TASKS:
(1) Answer these from the essay on the GWAG shirt slogan, one line each:
(a) Who designed the tie-dye GWAG shirt?
(b) Where were the writer and his wife camping during the March 2013 ride?
(c) What does another of the writer's favorite shirts say?
(2) Write the next few paragraphs of the essay on the GWAG shirt slogan, picking up right after its final sentence.

DOCUMENT:
>>>

Mar 26, 2018

Until You Can Ride, I Don't Care What You Think

All Rights Reserved © 2017 Thomas W. Day


This essay title is one of the crafty sayings on the GwAG tee-shirts. In fact, this is the phrase I picked for my personal prototype shirt, the first and possibly only GWAG shirt owned by anyone on the planet. When I debuted the shirt on my Facebook page, all sorts of folks took offense. Good. I'm not in this life to make fools feel good about themselves. In fact, the older I get the less I care what anyone thinks about anything I do, say, or think. One of my other favorite shirts says, "Hermits don't have peer pressure" (Steven Wright). I might have peers, but I don't often listen to anything they have to say and I pretty much never change my opinion or revise my lifestyle because they are uncomfortable or disapprove.
until_you_can_ride
Designed by New Mexico artist, Jeff Ducatt, the tie-dye GWAG shirt sets a new standard for "HiViz."

 I went for a bicycle ride with my wife back in March, 2013 (while we were camping at Palo Duro Canyon, Texas). She hasn't put many miles on a bicycle for a long time and wasn't a particularly technical rider when she did ride. She "rides" a stationary bike some, but that's not real bicycling and not much of that exercise translates into bicycling competence. Shifting, for example, or balancing or watching for traffic or stopping or turning. On her stationary bike, she pedals continuously against a fixed resistance. On her mountain bike, she can not get a handle on matching her pedal speed and resistance to the road speed. She wants to randomly twist her Grip-Shifters and desperately hopes something good will come from that activity. What she does not want to do is think about how the front and back derailleur shifters work. Like the stereotypical man'splainer I am, I tried to help her figure out pedaling, shifting, and maintaining a constant load on her legs in the insane hope that she would learn to like bicycling. As you probably already guessed, what I got for my effort was a blast of feminine anger and a long, unpleasant ride with lots of stops, extended periods of silence punctuated with lots of what passes for cursing from the "gentler sex." If "helping" with shifting gets that kind of response, imagine how talking about watching for erratic drivers and road-hogging truckers and staying in her lane went.

<<<

EXTRACTED DATA:
>>>

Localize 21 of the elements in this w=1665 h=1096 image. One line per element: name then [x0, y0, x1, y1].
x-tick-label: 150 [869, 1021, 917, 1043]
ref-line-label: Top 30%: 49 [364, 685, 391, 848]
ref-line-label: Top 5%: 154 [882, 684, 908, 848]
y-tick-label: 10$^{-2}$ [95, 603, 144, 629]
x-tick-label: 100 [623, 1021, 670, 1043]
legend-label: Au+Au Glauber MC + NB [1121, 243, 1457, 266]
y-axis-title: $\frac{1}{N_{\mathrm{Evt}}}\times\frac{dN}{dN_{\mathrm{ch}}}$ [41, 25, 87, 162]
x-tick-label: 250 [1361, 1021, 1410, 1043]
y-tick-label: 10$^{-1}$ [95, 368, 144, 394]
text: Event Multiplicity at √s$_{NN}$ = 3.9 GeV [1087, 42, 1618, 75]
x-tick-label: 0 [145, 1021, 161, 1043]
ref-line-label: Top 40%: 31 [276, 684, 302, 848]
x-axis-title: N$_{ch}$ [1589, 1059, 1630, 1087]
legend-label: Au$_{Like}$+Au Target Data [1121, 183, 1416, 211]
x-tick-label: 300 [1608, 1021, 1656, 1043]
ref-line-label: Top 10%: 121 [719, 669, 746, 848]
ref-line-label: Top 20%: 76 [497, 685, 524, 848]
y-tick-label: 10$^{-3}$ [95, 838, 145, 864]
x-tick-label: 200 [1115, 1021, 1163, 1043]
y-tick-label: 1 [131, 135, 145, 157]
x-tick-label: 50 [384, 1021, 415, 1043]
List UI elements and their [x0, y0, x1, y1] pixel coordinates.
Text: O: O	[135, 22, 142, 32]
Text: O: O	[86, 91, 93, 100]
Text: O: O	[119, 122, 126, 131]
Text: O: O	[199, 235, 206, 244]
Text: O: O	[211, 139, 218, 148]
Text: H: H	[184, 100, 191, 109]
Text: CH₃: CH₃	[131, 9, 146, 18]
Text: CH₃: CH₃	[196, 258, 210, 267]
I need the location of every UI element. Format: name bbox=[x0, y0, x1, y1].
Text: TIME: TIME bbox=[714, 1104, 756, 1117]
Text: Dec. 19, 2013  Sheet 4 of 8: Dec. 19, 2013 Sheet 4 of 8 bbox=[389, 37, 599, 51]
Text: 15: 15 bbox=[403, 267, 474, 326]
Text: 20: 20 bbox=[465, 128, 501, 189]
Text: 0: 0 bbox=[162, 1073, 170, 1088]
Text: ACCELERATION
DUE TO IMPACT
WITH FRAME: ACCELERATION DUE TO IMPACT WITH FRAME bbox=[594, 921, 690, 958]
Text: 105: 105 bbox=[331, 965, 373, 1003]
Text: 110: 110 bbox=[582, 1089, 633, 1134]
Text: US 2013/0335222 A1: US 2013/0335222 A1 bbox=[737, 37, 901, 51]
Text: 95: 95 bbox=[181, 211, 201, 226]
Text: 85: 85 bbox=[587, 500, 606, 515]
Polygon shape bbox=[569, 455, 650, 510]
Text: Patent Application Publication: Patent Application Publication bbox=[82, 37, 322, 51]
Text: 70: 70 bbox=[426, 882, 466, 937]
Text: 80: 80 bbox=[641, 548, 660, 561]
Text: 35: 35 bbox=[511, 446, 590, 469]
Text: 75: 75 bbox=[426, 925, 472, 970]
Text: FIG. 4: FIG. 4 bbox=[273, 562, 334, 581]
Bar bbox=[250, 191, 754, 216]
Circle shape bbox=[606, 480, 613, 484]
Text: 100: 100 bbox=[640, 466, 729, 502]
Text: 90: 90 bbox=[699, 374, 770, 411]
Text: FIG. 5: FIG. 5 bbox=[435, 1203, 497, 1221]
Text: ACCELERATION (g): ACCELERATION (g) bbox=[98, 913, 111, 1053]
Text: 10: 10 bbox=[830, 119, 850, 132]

<<<

REPLIES:
(1)
(a) Jeff Ducatt, a New Mexico artist.
(b) Palo Duro Canyon, Texas.
(c) "Hermits don't have peer pressure."

(2)
One of the hardest things many teachers have to learn is to find a way to care about the opinions, as uninformed and foolish as they are, of their students. If you try to fake it, you'll just sound patronizing. You really need to care on some fairly honest level. Many students, of any subject, labor under the delusion that they actually know something that would be interesting or useful to their instructors. Trust me, kiddies, you do not know anything anyone ever wants to hear about. Nothing. Not one thing. When you are stumbling along, failing to maneuver the bicycle or motorcycle competently, the last thing the person who is trying to help you needs to hear is what you think may be wrong with the vehicle or the advice you are given.

A typical attempt to bypass that foolishness is when the instructor takes your vehicle to demonstrate the technique. If the student is reasonably sentient, that demonstration of vehicle competence should end the conversation. Usually, it has no effect whatsoever. If that doesn't work, what would? Oddly, disdain seems to have a powerful effect. Contrary to modern, touchy-feely "everyone is a winner" educational philosophy, I've found that a sarcastic response to stupid assertions is a pretty quick route to the unused portions of a student's brain. As politically incorrect as they may be, ridicule, silence, and pretending the noisy brat isn't there are all fairly functional tactics, when it comes to conducting a group learning environment. The problem with these tactics is that occasionally a brilliant student will correctly challenge an instructor and if those moments are wrongly interpreted, the whole classroom comes unglued. The line between being an edgy teacher and being burned out is tiny.

As I cruise on toward the big Seven-Oh, I can clearly see moments in my near future where I will begin to give up more stuff. For the past two years, I've been getting rid of all sorts of possessions that I once believed would be with me to the bitter end. Turns out the end isn't all that bitter and it came up on me a lot faster than I'd anticipated. I've sold tens of thousands of dollars worth of audio equipment and I'm still getting rid of stuff from that portion of my life's history. My wife and I have purged furniture, pictures, kitchen appliances and utensils, books, records and CDs, artwork, and about 2/3rds of a household worth of stuff and we still seem to have a house full of stuff. By the end of that discard-period, I expected us to be down to a pretty small possession pile and ready to move or hit the road, whichever came first. And we were. With mobility comes flexibility. With flexibility comes less dependence on external income and tolerating the bullshit that working for a living usually requires. I am beginning to suspect that the "cranky old people" reputation is mostly generated by this cycle. Now that I have no aspirations to get richer, own more stuff, or live larger, I also have less tolerance for stupidity.

Since the two most common elements in the universe are hydrogen and human stupidity, I'm developing an appreciation for hydrogen. People, not so much.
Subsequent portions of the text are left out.